Written task:
Word for word, print each line of the listing below; pictures stay out.

····················

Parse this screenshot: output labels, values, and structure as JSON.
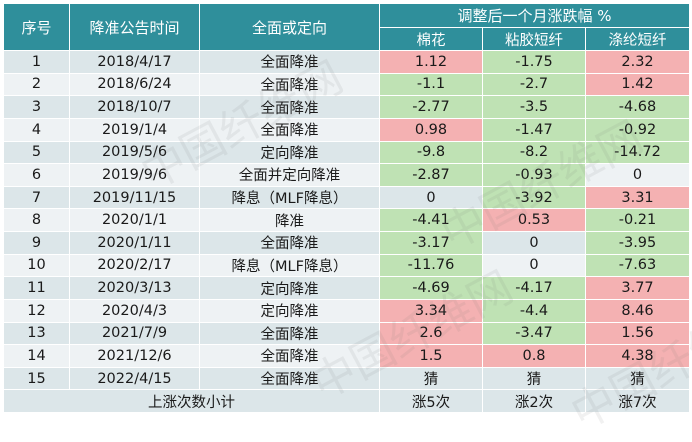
{
  "header": {
    "col_index": "序号",
    "col_date": "降准公告时间",
    "col_type": "全面或定向",
    "group_title": "调整后一个月涨跌幅 %",
    "col_cotton": "棉花",
    "col_viscose": "粘胶短纤",
    "col_polyester": "涤纶短纤"
  },
  "rows": [
    {
      "idx": "1",
      "date": "2018/4/17",
      "type": "全面降准",
      "cotton": "1.12",
      "viscose": "-1.75",
      "polyester": "2.32"
    },
    {
      "idx": "2",
      "date": "2018/6/24",
      "type": "全面降准",
      "cotton": "-1.1",
      "viscose": "-2.7",
      "polyester": "1.42"
    },
    {
      "idx": "3",
      "date": "2018/10/7",
      "type": "全面降准",
      "cotton": "-2.77",
      "viscose": "-3.5",
      "polyester": "-4.68"
    },
    {
      "idx": "4",
      "date": "2019/1/4",
      "type": "全面降准",
      "cotton": "0.98",
      "viscose": "-1.47",
      "polyester": "-0.92"
    },
    {
      "idx": "5",
      "date": "2019/5/6",
      "type": "定向降准",
      "cotton": "-9.8",
      "viscose": "-8.2",
      "polyester": "-14.72"
    },
    {
      "idx": "6",
      "date": "2019/9/6",
      "type": "全面并定向降准",
      "cotton": "-2.87",
      "viscose": "-0.93",
      "polyester": "0"
    },
    {
      "idx": "7",
      "date": "2019/11/15",
      "type": "降息（MLF降息）",
      "cotton": "0",
      "viscose": "-3.92",
      "polyester": "3.31"
    },
    {
      "idx": "8",
      "date": "2020/1/1",
      "type": "降准",
      "cotton": "-4.41",
      "viscose": "0.53",
      "polyester": "-0.21"
    },
    {
      "idx": "9",
      "date": "2020/1/11",
      "type": "全面降准",
      "cotton": "-3.17",
      "viscose": "0",
      "polyester": "-3.95"
    },
    {
      "idx": "10",
      "date": "2020/2/17",
      "type": "降息（MLF降息）",
      "cotton": "-11.76",
      "viscose": "0",
      "polyester": "-7.63"
    },
    {
      "idx": "11",
      "date": "2020/3/13",
      "type": "定向降准",
      "cotton": "-4.69",
      "viscose": "-4.17",
      "polyester": "3.77"
    },
    {
      "idx": "12",
      "date": "2020/4/3",
      "type": "定向降准",
      "cotton": "3.34",
      "viscose": "-4.4",
      "polyester": "8.46"
    },
    {
      "idx": "13",
      "date": "2021/7/9",
      "type": "全面降准",
      "cotton": "2.6",
      "viscose": "-3.47",
      "polyester": "1.56"
    },
    {
      "idx": "14",
      "date": "2021/12/6",
      "type": "全面降准",
      "cotton": "1.5",
      "viscose": "0.8",
      "polyester": "4.38"
    },
    {
      "idx": "15",
      "date": "2022/4/15",
      "type": "全面降准",
      "cotton": "猜",
      "viscose": "猜",
      "polyester": "猜"
    }
  ],
  "summary": {
    "label": "上涨次数小计",
    "cotton": "涨5次",
    "viscose": "涨2次",
    "polyester": "涨7次"
  },
  "watermark": "中国纤维网",
  "colors": {
    "header_bg": "#2f8f9b",
    "positive_bg": "#f4b1b2",
    "negative_bg": "#bfe2b4",
    "row_bg": "#dce6e9"
  }
}
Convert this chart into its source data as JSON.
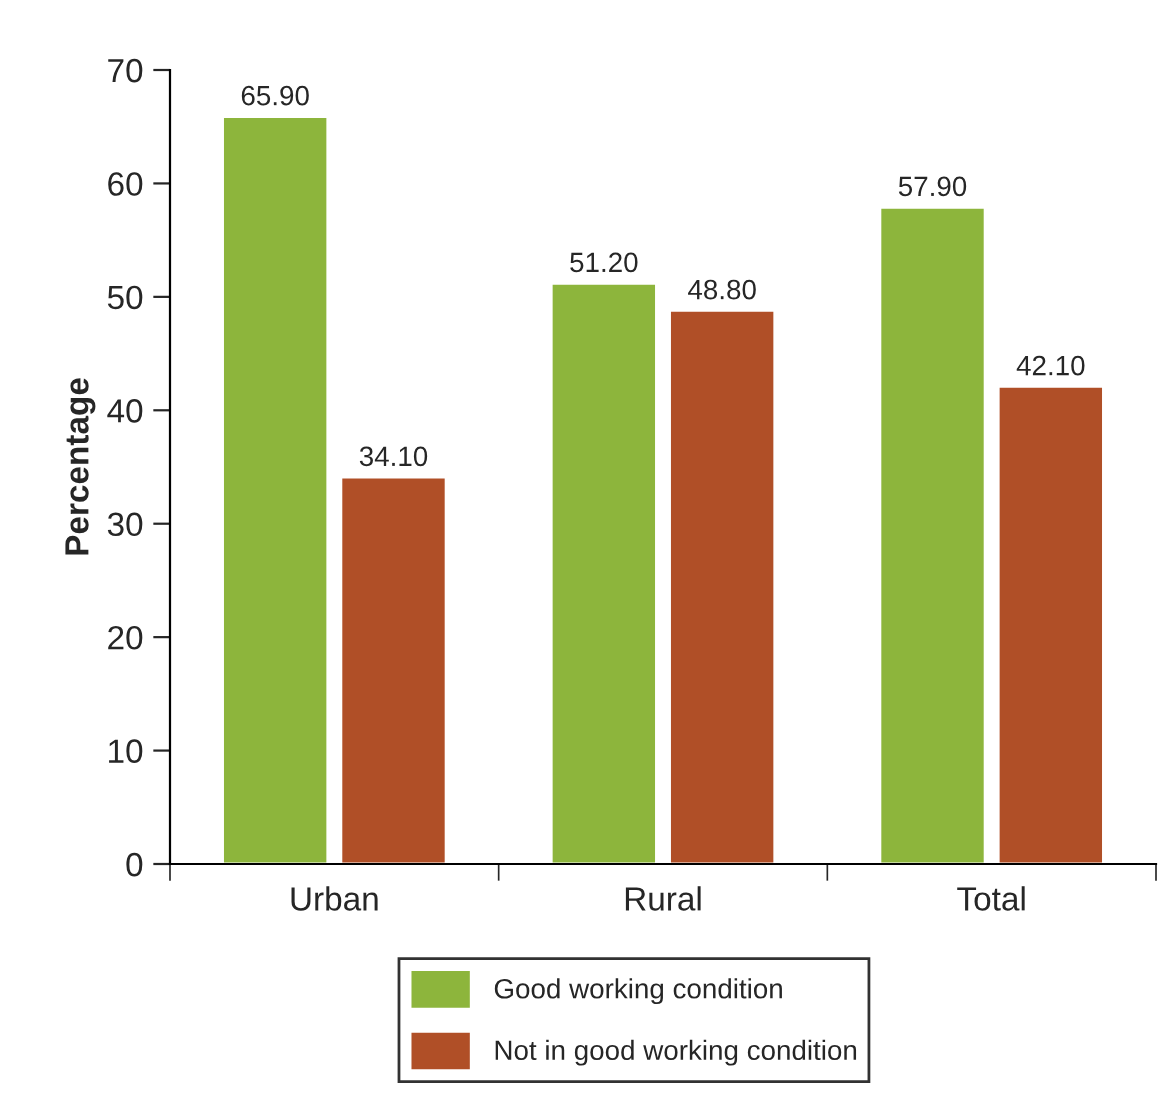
{
  "chart_data": {
    "type": "bar",
    "ylabel": "Percentage",
    "categories": [
      "Urban",
      "Rural",
      "Total"
    ],
    "series": [
      {
        "name": "Good working condition",
        "color": "#8db53c",
        "values": [
          65.9,
          51.2,
          57.9
        ],
        "value_labels": [
          "65.90",
          "51.20",
          "57.90"
        ]
      },
      {
        "name": "Not in good working condition",
        "color": "#b04f27",
        "values": [
          34.1,
          48.8,
          42.1
        ],
        "value_labels": [
          "34.10",
          "48.80",
          "42.10"
        ]
      }
    ],
    "ylim": [
      0,
      70
    ],
    "yticks": [
      0,
      10,
      20,
      30,
      40,
      50,
      60,
      70
    ],
    "grid": false,
    "legend": "bottom"
  }
}
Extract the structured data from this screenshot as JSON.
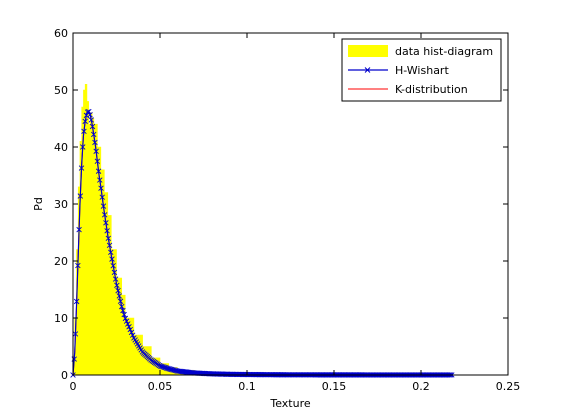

····················

Output of the task:
Parse this screenshot: output labels, values, and structure as JSON.
{
  "header": {
    "col_index": "序号",
    "col_date": "降准公告时间",
    "col_type": "全面或定向",
    "group_title": "调整后一个月涨跌幅 %",
    "col_cotton": "棉花",
    "col_viscose": "粘胶短纤",
    "col_polyester": "涤纶短纤"
  },
  "rows": [
    {
      "idx": "1",
      "date": "2018/4/17",
      "type": "全面降准",
      "cotton": "1.12",
      "viscose": "-1.75",
      "polyester": "2.32"
    },
    {
      "idx": "2",
      "date": "2018/6/24",
      "type": "全面降准",
      "cotton": "-1.1",
      "viscose": "-2.7",
      "polyester": "1.42"
    },
    {
      "idx": "3",
      "date": "2018/10/7",
      "type": "全面降准",
      "cotton": "-2.77",
      "viscose": "-3.5",
      "polyester": "-4.68"
    },
    {
      "idx": "4",
      "date": "2019/1/4",
      "type": "全面降准",
      "cotton": "0.98",
      "viscose": "-1.47",
      "polyester": "-0.92"
    },
    {
      "idx": "5",
      "date": "2019/5/6",
      "type": "定向降准",
      "cotton": "-9.8",
      "viscose": "-8.2",
      "polyester": "-14.72"
    },
    {
      "idx": "6",
      "date": "2019/9/6",
      "type": "全面并定向降准",
      "cotton": "-2.87",
      "viscose": "-0.93",
      "polyester": "0"
    },
    {
      "idx": "7",
      "date": "2019/11/15",
      "type": "降息（MLF降息）",
      "cotton": "0",
      "viscose": "-3.92",
      "polyester": "3.31"
    },
    {
      "idx": "8",
      "date": "2020/1/1",
      "type": "降准",
      "cotton": "-4.41",
      "viscose": "0.53",
      "polyester": "-0.21"
    },
    {
      "idx": "9",
      "date": "2020/1/11",
      "type": "全面降准",
      "cotton": "-3.17",
      "viscose": "0",
      "polyester": "-3.95"
    },
    {
      "idx": "10",
      "date": "2020/2/17",
      "type": "降息（MLF降息）",
      "cotton": "-11.76",
      "viscose": "0",
      "polyester": "-7.63"
    },
    {
      "idx": "11",
      "date": "2020/3/13",
      "type": "定向降准",
      "cotton": "-4.69",
      "viscose": "-4.17",
      "polyester": "3.77"
    },
    {
      "idx": "12",
      "date": "2020/4/3",
      "type": "定向降准",
      "cotton": "3.34",
      "viscose": "-4.4",
      "polyester": "8.46"
    },
    {
      "idx": "13",
      "date": "2021/7/9",
      "type": "全面降准",
      "cotton": "2.6",
      "viscose": "-3.47",
      "polyester": "1.56"
    },
    {
      "idx": "14",
      "date": "2021/12/6",
      "type": "全面降准",
      "cotton": "1.5",
      "viscose": "0.8",
      "polyester": "4.38"
    },
    {
      "idx": "15",
      "date": "2022/4/15",
      "type": "全面降准",
      "cotton": "猜",
      "viscose": "猜",
      "polyester": "猜"
    }
  ],
  "summary": {
    "label": "上涨次数小计",
    "cotton": "涨5次",
    "viscose": "涨2次",
    "polyester": "涨7次"
  },
  "watermark": "中国纤维网",
  "colors": {
    "header_bg": "#2f8f9b",
    "positive_bg": "#f4b1b2",
    "negative_bg": "#bfe2b4",
    "row_bg": "#dce6e9"
  }
}
Convert this chart into its source data as JSON.
{
  "chart_data": {
    "type": "bar",
    "ylabel": "Percentage",
    "categories": [
      "Urban",
      "Rural",
      "Total"
    ],
    "series": [
      {
        "name": "Good working condition",
        "color": "#8db53c",
        "values": [
          65.9,
          51.2,
          57.9
        ],
        "value_labels": [
          "65.90",
          "51.20",
          "57.90"
        ]
      },
      {
        "name": "Not in good working condition",
        "color": "#b04f27",
        "values": [
          34.1,
          48.8,
          42.1
        ],
        "value_labels": [
          "34.10",
          "48.80",
          "42.10"
        ]
      }
    ],
    "ylim": [
      0,
      70
    ],
    "yticks": [
      0,
      10,
      20,
      30,
      40,
      50,
      60,
      70
    ],
    "grid": false,
    "legend": "bottom"
  }
}
Extract the structured data from this screenshot as JSON.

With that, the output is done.